_Exercise_
Report the count of lines below that include "performances", without any other text.
──────── Entries shown ────────
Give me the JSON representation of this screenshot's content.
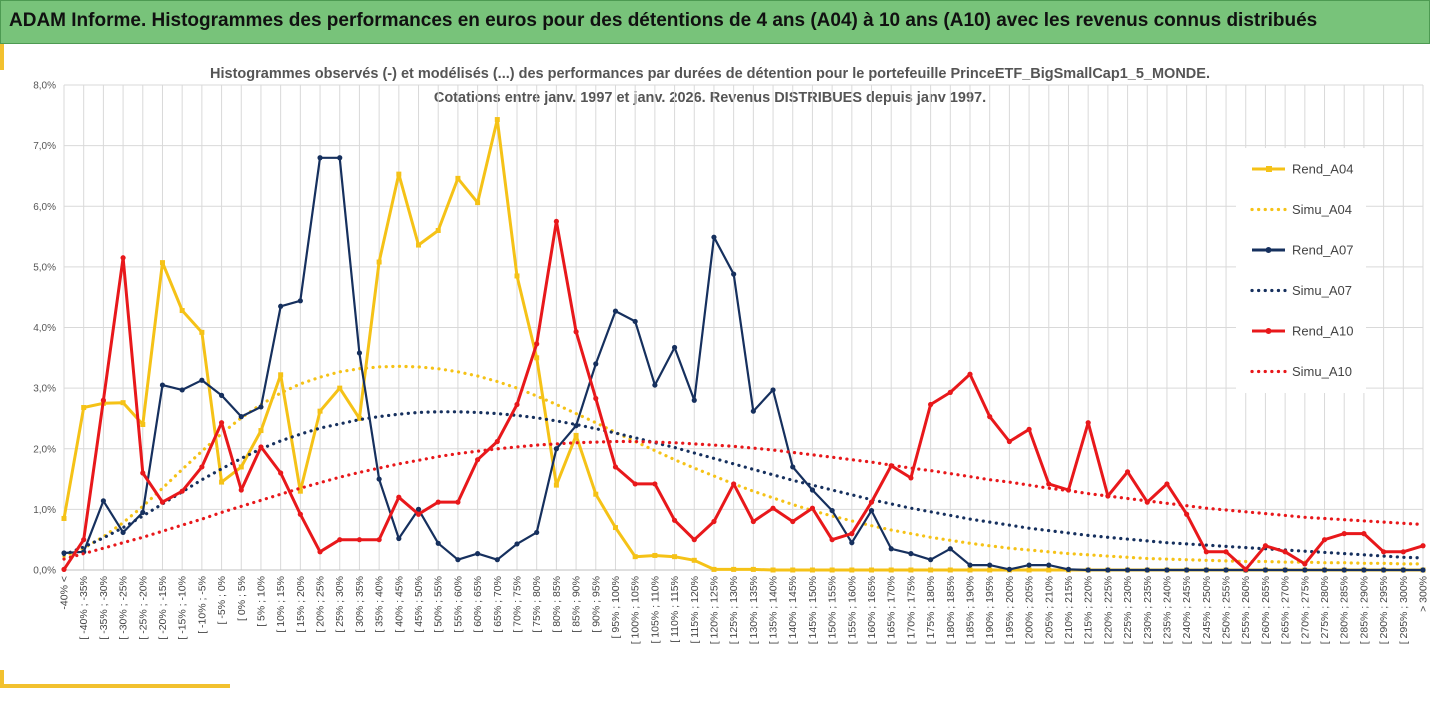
{
  "banner": {
    "title": "ADAM Informe. Histogrammes des performances en euros pour des détentions de 4 ans (A04) à 10 ans (A10) avec les revenus connus distribués"
  },
  "colors": {
    "banner": "#78c37a",
    "A04": "#f5c217",
    "A07": "#16305e",
    "A10": "#e8181b",
    "accent": "#f2c12e"
  },
  "chart_data": {
    "type": "line",
    "title": "Histogrammes observés (-) et modélisés (...) des performances par durées de détention pour le portefeuille PrinceETF_BigSmallCap1_5_MONDE.",
    "subtitle": "Cotations entre janv. 1997 et janv. 2026. Revenus DISTRIBUES depuis janv 1997.",
    "ylim": [
      0,
      8
    ],
    "yticks": [
      "0,0%",
      "1,0%",
      "2,0%",
      "3,0%",
      "4,0%",
      "5,0%",
      "6,0%",
      "7,0%",
      "8,0%"
    ],
    "grid": true,
    "legend_position": "right",
    "categories": [
      "-40% <",
      "[ -40% ; -35%",
      "[ -35% ; -30%",
      "[ -30% ; -25%",
      "[ -25% ; -20%",
      "[ -20% ; -15%",
      "[ -15% ; -10%",
      "[ -10% ; -5%",
      "[ -5% ; 0%",
      "[ 0% ; 5%",
      "[ 5% ; 10%",
      "[ 10% ; 15%",
      "[ 15% ; 20%",
      "[ 20% ; 25%",
      "[ 25% ; 30%",
      "[ 30% ; 35%",
      "[ 35% ; 40%",
      "[ 40% ; 45%",
      "[ 45% ; 50%",
      "[ 50% ; 55%",
      "[ 55% ; 60%",
      "[ 60% ; 65%",
      "[ 65% ; 70%",
      "[ 70% ; 75%",
      "[ 75% ; 80%",
      "[ 80% ; 85%",
      "[ 85% ; 90%",
      "[ 90% ; 95%",
      "[ 95% ; 100%",
      "[ 100% ; 105%",
      "[ 105% ; 110%",
      "[ 110% ; 115%",
      "[ 115% ; 120%",
      "[ 120% ; 125%",
      "[ 125% ; 130%",
      "[ 130% ; 135%",
      "[ 135% ; 140%",
      "[ 140% ; 145%",
      "[ 145% ; 150%",
      "[ 150% ; 155%",
      "[ 155% ; 160%",
      "[ 160% ; 165%",
      "[ 165% ; 170%",
      "[ 170% ; 175%",
      "[ 175% ; 180%",
      "[ 180% ; 185%",
      "[ 185% ; 190%",
      "[ 190% ; 195%",
      "[ 195% ; 200%",
      "[ 200% ; 205%",
      "[ 205% ; 210%",
      "[ 210% ; 215%",
      "[ 215% ; 220%",
      "[ 220% ; 225%",
      "[ 225% ; 230%",
      "[ 230% ; 235%",
      "[ 235% ; 240%",
      "[ 240% ; 245%",
      "[ 245% ; 250%",
      "[ 250% ; 255%",
      "[ 255% ; 260%",
      "[ 260% ; 265%",
      "[ 265% ; 270%",
      "[ 270% ; 275%",
      "[ 275% ; 280%",
      "[ 280% ; 285%",
      "[ 285% ; 290%",
      "[ 290% ; 295%",
      "[ 295% ; 300%",
      "> 300%"
    ],
    "series": [
      {
        "name": "Rend_A04",
        "style": "solid",
        "color": "#f5c217",
        "values": [
          0.85,
          2.68,
          2.75,
          2.76,
          2.4,
          5.07,
          4.28,
          3.92,
          1.45,
          1.7,
          2.3,
          3.22,
          1.3,
          2.62,
          3.0,
          2.5,
          5.08,
          6.53,
          5.36,
          5.6,
          6.46,
          6.06,
          7.43,
          4.85,
          3.5,
          1.4,
          2.22,
          1.25,
          0.7,
          0.22,
          0.24,
          0.22,
          0.16,
          0.01,
          0.01,
          0.01,
          0,
          0,
          0,
          0,
          0,
          0,
          0,
          0,
          0,
          0,
          0,
          0,
          0,
          0,
          0,
          0,
          0,
          0,
          0,
          0,
          0,
          0,
          0,
          0,
          0,
          0,
          0,
          0,
          0,
          0,
          0,
          0,
          0,
          0
        ]
      },
      {
        "name": "Simu_A04",
        "style": "dotted",
        "color": "#f5c217",
        "values": [
          0.22,
          0.36,
          0.55,
          0.78,
          1.05,
          1.35,
          1.66,
          1.96,
          2.25,
          2.51,
          2.73,
          2.92,
          3.07,
          3.18,
          3.27,
          3.32,
          3.35,
          3.36,
          3.35,
          3.32,
          3.27,
          3.2,
          3.11,
          3.0,
          2.87,
          2.73,
          2.58,
          2.43,
          2.27,
          2.12,
          1.97,
          1.82,
          1.68,
          1.55,
          1.42,
          1.3,
          1.19,
          1.08,
          0.98,
          0.89,
          0.81,
          0.73,
          0.66,
          0.6,
          0.54,
          0.49,
          0.44,
          0.4,
          0.36,
          0.33,
          0.3,
          0.27,
          0.25,
          0.23,
          0.21,
          0.19,
          0.18,
          0.17,
          0.16,
          0.15,
          0.14,
          0.14,
          0.13,
          0.13,
          0.12,
          0.12,
          0.11,
          0.11,
          0.1,
          0.1
        ]
      },
      {
        "name": "Rend_A07",
        "style": "solid",
        "color": "#16305e",
        "values": [
          0.28,
          0.3,
          1.14,
          0.62,
          0.95,
          3.05,
          2.97,
          3.13,
          2.88,
          2.53,
          2.69,
          4.35,
          4.44,
          6.8,
          6.8,
          3.58,
          1.5,
          0.52,
          1.0,
          0.44,
          0.17,
          0.27,
          0.17,
          0.43,
          0.62,
          2.0,
          2.38,
          3.4,
          4.27,
          4.1,
          3.05,
          3.67,
          2.8,
          5.49,
          4.88,
          2.62,
          2.97,
          1.7,
          1.32,
          0.98,
          0.45,
          0.98,
          0.35,
          0.27,
          0.17,
          0.35,
          0.08,
          0.08,
          0.01,
          0.08,
          0.08,
          0.01,
          0,
          0,
          0,
          0,
          0,
          0,
          0,
          0,
          0,
          0,
          0,
          0,
          0,
          0,
          0,
          0,
          0,
          0
        ]
      },
      {
        "name": "Simu_A07",
        "style": "dotted",
        "color": "#16305e",
        "values": [
          0.25,
          0.38,
          0.53,
          0.7,
          0.89,
          1.09,
          1.29,
          1.49,
          1.67,
          1.84,
          2.0,
          2.13,
          2.24,
          2.34,
          2.41,
          2.48,
          2.53,
          2.57,
          2.6,
          2.61,
          2.61,
          2.6,
          2.58,
          2.55,
          2.51,
          2.46,
          2.4,
          2.33,
          2.26,
          2.18,
          2.1,
          2.02,
          1.93,
          1.84,
          1.75,
          1.66,
          1.57,
          1.48,
          1.4,
          1.32,
          1.24,
          1.16,
          1.09,
          1.02,
          0.96,
          0.9,
          0.84,
          0.79,
          0.74,
          0.69,
          0.65,
          0.61,
          0.57,
          0.54,
          0.51,
          0.48,
          0.45,
          0.43,
          0.41,
          0.39,
          0.37,
          0.35,
          0.33,
          0.31,
          0.29,
          0.27,
          0.25,
          0.23,
          0.21,
          0.2
        ]
      },
      {
        "name": "Rend_A10",
        "style": "solid",
        "color": "#e8181b",
        "values": [
          0.01,
          0.5,
          2.8,
          5.15,
          1.6,
          1.12,
          1.3,
          1.7,
          2.43,
          1.32,
          2.03,
          1.6,
          0.92,
          0.3,
          0.5,
          0.5,
          0.5,
          1.2,
          0.92,
          1.12,
          1.12,
          1.82,
          2.12,
          2.73,
          3.73,
          5.75,
          3.93,
          2.83,
          1.7,
          1.42,
          1.42,
          0.82,
          0.5,
          0.8,
          1.42,
          0.8,
          1.02,
          0.8,
          1.02,
          0.5,
          0.6,
          1.12,
          1.72,
          1.52,
          2.73,
          2.93,
          3.23,
          2.53,
          2.12,
          2.32,
          1.42,
          1.32,
          2.43,
          1.22,
          1.62,
          1.12,
          1.42,
          0.92,
          0.3,
          0.3,
          0.01,
          0.4,
          0.3,
          0.1,
          0.5,
          0.6,
          0.6,
          0.3,
          0.3,
          0.4
        ]
      },
      {
        "name": "Simu_A10",
        "style": "dotted",
        "color": "#e8181b",
        "values": [
          0.18,
          0.27,
          0.36,
          0.45,
          0.54,
          0.64,
          0.74,
          0.84,
          0.95,
          1.05,
          1.15,
          1.25,
          1.35,
          1.44,
          1.53,
          1.61,
          1.68,
          1.75,
          1.81,
          1.87,
          1.92,
          1.96,
          2.0,
          2.03,
          2.06,
          2.08,
          2.1,
          2.11,
          2.12,
          2.12,
          2.11,
          2.1,
          2.08,
          2.06,
          2.04,
          2.01,
          1.98,
          1.94,
          1.9,
          1.86,
          1.82,
          1.78,
          1.73,
          1.68,
          1.64,
          1.59,
          1.54,
          1.49,
          1.45,
          1.4,
          1.35,
          1.31,
          1.26,
          1.22,
          1.18,
          1.14,
          1.1,
          1.06,
          1.02,
          0.99,
          0.96,
          0.93,
          0.9,
          0.87,
          0.85,
          0.83,
          0.81,
          0.79,
          0.77,
          0.75
        ]
      }
    ]
  }
}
────────
_Solution to this problem_
2